What you have to do:
Transcribe all the records with complete accuracy.
— START OF Source material —
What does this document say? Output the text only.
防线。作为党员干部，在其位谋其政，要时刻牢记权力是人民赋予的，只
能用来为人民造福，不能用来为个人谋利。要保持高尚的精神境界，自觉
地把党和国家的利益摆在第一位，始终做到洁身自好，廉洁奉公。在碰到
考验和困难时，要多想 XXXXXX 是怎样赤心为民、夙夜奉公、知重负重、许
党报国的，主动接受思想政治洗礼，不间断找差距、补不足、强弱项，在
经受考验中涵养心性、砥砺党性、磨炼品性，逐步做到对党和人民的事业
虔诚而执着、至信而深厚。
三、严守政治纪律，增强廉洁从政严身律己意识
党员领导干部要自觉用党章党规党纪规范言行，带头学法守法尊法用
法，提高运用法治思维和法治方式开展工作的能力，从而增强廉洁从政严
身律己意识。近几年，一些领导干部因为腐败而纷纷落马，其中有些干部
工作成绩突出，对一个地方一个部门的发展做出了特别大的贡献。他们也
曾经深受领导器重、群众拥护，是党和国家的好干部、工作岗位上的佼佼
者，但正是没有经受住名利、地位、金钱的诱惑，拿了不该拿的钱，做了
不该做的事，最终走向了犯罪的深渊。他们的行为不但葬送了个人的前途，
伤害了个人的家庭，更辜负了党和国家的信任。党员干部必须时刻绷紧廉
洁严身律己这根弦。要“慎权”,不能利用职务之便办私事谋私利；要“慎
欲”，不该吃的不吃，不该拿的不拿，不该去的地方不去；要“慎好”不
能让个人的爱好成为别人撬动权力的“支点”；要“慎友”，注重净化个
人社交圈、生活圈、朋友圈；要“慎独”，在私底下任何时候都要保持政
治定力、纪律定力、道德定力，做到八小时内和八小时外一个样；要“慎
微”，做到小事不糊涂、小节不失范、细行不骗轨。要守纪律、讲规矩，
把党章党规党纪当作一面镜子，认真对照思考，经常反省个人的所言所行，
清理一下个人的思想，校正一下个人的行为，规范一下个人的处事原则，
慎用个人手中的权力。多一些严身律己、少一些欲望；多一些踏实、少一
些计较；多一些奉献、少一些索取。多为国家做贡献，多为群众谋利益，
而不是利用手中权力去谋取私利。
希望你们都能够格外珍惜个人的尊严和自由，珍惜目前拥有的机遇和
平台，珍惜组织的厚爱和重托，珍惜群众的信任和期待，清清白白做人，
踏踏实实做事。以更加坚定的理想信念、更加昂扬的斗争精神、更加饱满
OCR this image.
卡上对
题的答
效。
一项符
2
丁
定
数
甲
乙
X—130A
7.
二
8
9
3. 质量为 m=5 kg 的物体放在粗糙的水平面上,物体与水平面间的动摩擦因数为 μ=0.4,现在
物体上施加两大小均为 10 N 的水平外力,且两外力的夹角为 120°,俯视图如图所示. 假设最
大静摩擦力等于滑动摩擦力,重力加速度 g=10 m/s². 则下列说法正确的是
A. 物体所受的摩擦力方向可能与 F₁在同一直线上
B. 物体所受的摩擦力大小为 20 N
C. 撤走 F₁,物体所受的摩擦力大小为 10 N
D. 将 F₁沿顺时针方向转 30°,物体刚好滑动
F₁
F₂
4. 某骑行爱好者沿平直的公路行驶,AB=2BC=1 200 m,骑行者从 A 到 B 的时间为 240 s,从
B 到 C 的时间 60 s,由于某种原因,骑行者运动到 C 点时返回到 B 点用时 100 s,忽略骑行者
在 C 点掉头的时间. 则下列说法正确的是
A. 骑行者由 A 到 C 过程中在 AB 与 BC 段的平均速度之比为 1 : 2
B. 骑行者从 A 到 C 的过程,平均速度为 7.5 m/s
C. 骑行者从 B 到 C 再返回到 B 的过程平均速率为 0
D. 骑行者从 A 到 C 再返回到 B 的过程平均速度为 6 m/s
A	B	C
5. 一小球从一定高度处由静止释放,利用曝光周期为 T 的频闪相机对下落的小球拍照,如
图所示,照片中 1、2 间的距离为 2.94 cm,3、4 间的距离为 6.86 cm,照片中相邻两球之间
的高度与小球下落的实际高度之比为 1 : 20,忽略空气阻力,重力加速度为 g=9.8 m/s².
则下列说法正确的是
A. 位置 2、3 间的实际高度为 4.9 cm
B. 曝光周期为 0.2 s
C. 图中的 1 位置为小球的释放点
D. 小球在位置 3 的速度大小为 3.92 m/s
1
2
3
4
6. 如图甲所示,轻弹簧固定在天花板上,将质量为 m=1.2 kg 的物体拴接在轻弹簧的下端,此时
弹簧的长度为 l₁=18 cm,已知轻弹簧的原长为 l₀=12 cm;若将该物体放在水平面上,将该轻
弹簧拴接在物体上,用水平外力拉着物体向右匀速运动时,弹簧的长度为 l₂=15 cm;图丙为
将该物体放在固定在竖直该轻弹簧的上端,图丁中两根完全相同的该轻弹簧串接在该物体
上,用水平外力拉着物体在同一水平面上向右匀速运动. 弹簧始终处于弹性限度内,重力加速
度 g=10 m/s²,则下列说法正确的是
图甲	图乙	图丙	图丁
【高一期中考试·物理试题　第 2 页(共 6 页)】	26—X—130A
— END OF Source material —
Exercise answer:
What does this document say? Output the text only.
防线。作为党员干部，在其位谋其政，要时刻牢记权力是人民赋予的，只
能用来为人民造福，不能用来为个人谋利。要保持高尚的精神境界，自觉
地把党和国家的利益摆在第一位，始终做到洁身自好，廉洁奉公。在碰到
考验和困难时，要多想 XXXXXX 是怎样赤心为民、夙夜奉公、知重负重、许
党报国的，主动接受思想政治洗礼，不间断找差距、补不足、强弱项，在
经受考验中涵养心性、砥砺党性、磨炼品性，逐步做到对党和人民的事业
虔诚而执着、至信而深厚。
三、严守政治纪律，增强廉洁从政严身律己意识
党员领导干部要自觉用党章党规党纪规范言行，带头学法守法尊法用
法，提高运用法治思维和法治方式开展工作的能力，从而增强廉洁从政严
身律己意识。近几年，一些领导干部因为腐败而纷纷落马，其中有些干部
工作成绩突出，对一个地方一个部门的发展做出了特别大的贡献。他们也
曾经深受领导器重、群众拥护，是党和国家的好干部、工作岗位上的佼佼
者，但正是没有经受住名利、地位、金钱的诱惑，拿了不该拿的钱，做了
不该做的事，最终走向了犯罪的深渊。他们的行为不但葬送了个人的前途，
伤害了个人的家庭，更辜负了党和国家的信任。党员干部必须时刻绷紧廉
洁严身律己这根弦。要“慎权”,不能利用职务之便办私事谋私利；要“慎
欲”，不该吃的不吃，不该拿的不拿，不该去的地方不去；要“慎好”不
能让个人的爱好成为别人撬动权力的“支点”；要“慎友”，注重净化个
人社交圈、生活圈、朋友圈；要“慎独”，在私底下任何时候都要保持政
治定力、纪律定力、道德定力，做到八小时内和八小时外一个样；要“慎
微”，做到小事不糊涂、小节不失范、细行不骗轨。要守纪律、讲规矩，
把党章党规党纪当作一面镜子，认真对照思考，经常反省个人的所言所行，
清理一下个人的思想，校正一下个人的行为，规范一下个人的处事原则，
慎用个人手中的权力。多一些严身律己、少一些欲望；多一些踏实、少一
些计较；多一些奉献、少一些索取。多为国家做贡献，多为群众谋利益，
而不是利用手中权力去谋取私利。
希望你们都能够格外珍惜个人的尊严和自由，珍惜目前拥有的机遇和
平台，珍惜组织的厚爱和重托，珍惜群众的信任和期待，清清白白做人，
踏踏实实做事。以更加坚定的理想信念、更加昂扬的斗争精神、更加饱满
OCR this image.
卡上对
题的答
效。
一项符
2
丁
定
数
甲
乙
X—130A
7.
二
8
9
3. 质量为 m=5 kg 的物体放在粗糙的水平面上,物体与水平面间的动摩擦因数为 μ=0.4,现在
物体上施加两大小均为 10 N 的水平外力,且两外力的夹角为 120°,俯视图如图所示. 假设最
大静摩擦力等于滑动摩擦力,重力加速度 g=10 m/s². 则下列说法正确的是
A. 物体所受的摩擦力方向可能与 F₁在同一直线上
B. 物体所受的摩擦力大小为 20 N
C. 撤走 F₁,物体所受的摩擦力大小为 10 N
D. 将 F₁沿顺时针方向转 30°,物体刚好滑动
F₁
F₂
4. 某骑行爱好者沿平直的公路行驶,AB=2BC=1 200 m,骑行者从 A 到 B 的时间为 240 s,从
B 到 C 的时间 60 s,由于某种原因,骑行者运动到 C 点时返回到 B 点用时 100 s,忽略骑行者
在 C 点掉头的时间. 则下列说法正确的是
A. 骑行者由 A 到 C 过程中在 AB 与 BC 段的平均速度之比为 1 : 2
B. 骑行者从 A 到 C 的过程,平均速度为 7.5 m/s
C. 骑行者从 B 到 C 再返回到 B 的过程平均速率为 0
D. 骑行者从 A 到 C 再返回到 B 的过程平均速度为 6 m/s
A	B	C
5. 一小球从一定高度处由静止释放,利用曝光周期为 T 的频闪相机对下落的小球拍照,如
图所示,照片中 1、2 间的距离为 2.94 cm,3、4 间的距离为 6.86 cm,照片中相邻两球之间
的高度与小球下落的实际高度之比为 1 : 20,忽略空气阻力,重力加速度为 g=9.8 m/s².
则下列说法正确的是
A. 位置 2、3 间的实际高度为 4.9 cm
B. 曝光周期为 0.2 s
C. 图中的 1 位置为小球的释放点
D. 小球在位置 3 的速度大小为 3.92 m/s
1
2
3
4
6. 如图甲所示,轻弹簧固定在天花板上,将质量为 m=1.2 kg 的物体拴接在轻弹簧的下端,此时
弹簧的长度为 l₁=18 cm,已知轻弹簧的原长为 l₀=12 cm;若将该物体放在水平面上,将该轻
弹簧拴接在物体上,用水平外力拉着物体向右匀速运动时,弹簧的长度为 l₂=15 cm;图丙为
将该物体放在固定在竖直该轻弹簧的上端,图丁中两根完全相同的该轻弹簧串接在该物体
上,用水平外力拉着物体在同一水平面上向右匀速运动. 弹簧始终处于弹性限度内,重力加速
度 g=10 m/s²,则下列说法正确的是
图甲	图乙	图丙	图丁
【高一期中考试·物理试题　第 2 页(共 6 页)】	26—X—130A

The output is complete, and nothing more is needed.